The Phone Booths of Manhattan

I don’t know if Fallon goes by any phone booths in the ride, but I miss them. That sounds like an odd thing to say in a time when we have our own personal phones and no longer have to shove dimes and quarters into a dirty box on a street corner. But it’s an item from another time and place that I wish would be preserved, maybe not in the numbers they once were but in some small way. (On a related note, I also like phone books.)

The always great Mo Rocca of CBS Sunday Morning takes a look at the last four outdoor phone booths that remain in Manhattan (though booths for smartphone privacy are popping up), and he interviews a man who has a website that actually keeps track of the payphones that remain around the country. The part where Rocca calls his mom on one of those new internet kiosks is just perfect:

In other phone news, a restaurant in Pennsylvania is offering a discount to diners who don’t bring their phones to the table.

More Spring Books

In our current issue, Amazon editor Chris Schluep gave us his top 10 picks for spring books. Here are a half-dozen others you might want to pick up (and not just pick up, but also read):

The Death of Expertise, by Tom Nichols (Oxford University Press, out now). Nichols is a professor at the U.S. Naval War College and an expert on foreign affairs and policy. In this book he examines how things like the internet and the transformation of news has led to an erosion of the trust people once had in experts. This is truly a must-read in today’s world, to help figure out how the heck we got to this point.

Word By Word: The Secret Life of Dictionaries, by Kory Stamper (Pantheon, out now). If you’re a word geek like me and you love reading books on word origins and grammar, this looks like a fantastic read. Stamper tells us how dictionaries get made, not just what words to include but also how they go about defining them.

Richard Nixon: The Life, by John A. Farrell (Doubleday, out now). There have been a lot of books written on President Nixon of course, but this promises to be the definitive biography, detailing how the decisions he made as president affect us even today.

Hemingway Didn’t Say That, by Garson O’Toole (Little A, April 1). The subtitle of this collection is “The Truth Behind Familiar Quotations,” and gives the stories behind famous quotes that actually were never said by people like Ernest Hemingway, Woody Allen, Carl Sagan, Abraham Lincoln, and Mark Twain.

Dangerous to Know, by Renee Patrick (Forge Books, April 11). This is the second book in the series of mysteries by Patrick (aka Vince and Rosemarie Keenan). It’s set in 1938 Los Angeles and features the sleuthing team of Lillian Frost and Edith Head (yes, that Edith Head). I got an advance copy, and like the first novel, it’s a terrific, fun read (bonus: The Saturday Evening Post is mentioned!).

[Short exercise]:
Reproduce the blog post's passage that opens with the words containing "Hemingway Didn’t Say" and closes with "and Mark Twain.". The data after this blog post come from a separate source.

[Stored data]:

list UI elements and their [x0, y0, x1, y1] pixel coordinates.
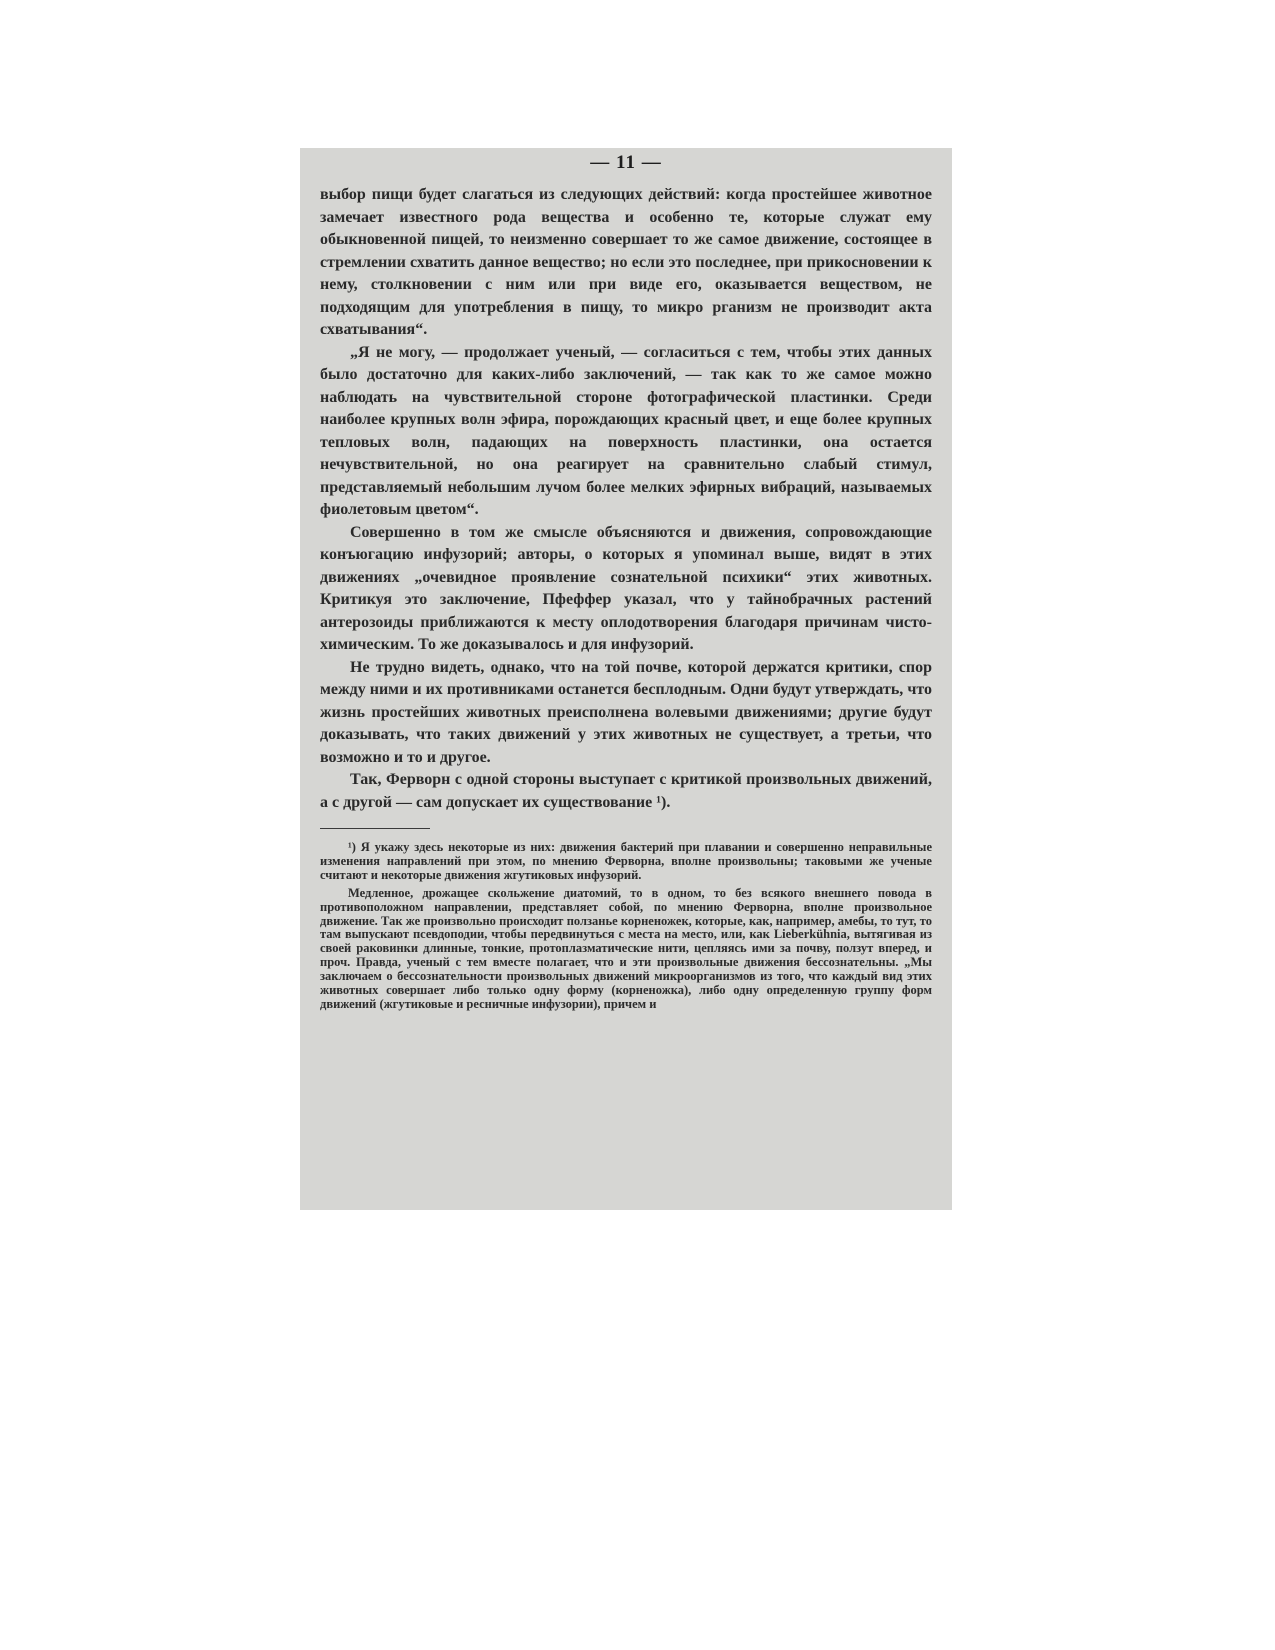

[Task result]:
Hemingway Didn’t Say That, by Garson O’Toole (Little A, April 1). The subtitle of this collection is “The Truth Behind Familiar Quotations,” and gives the stories behind famous quotes that actually were never said by people like Ernest Hemingway, Woody Allen, Carl Sagan, Abraham Lincoln, and Mark Twain.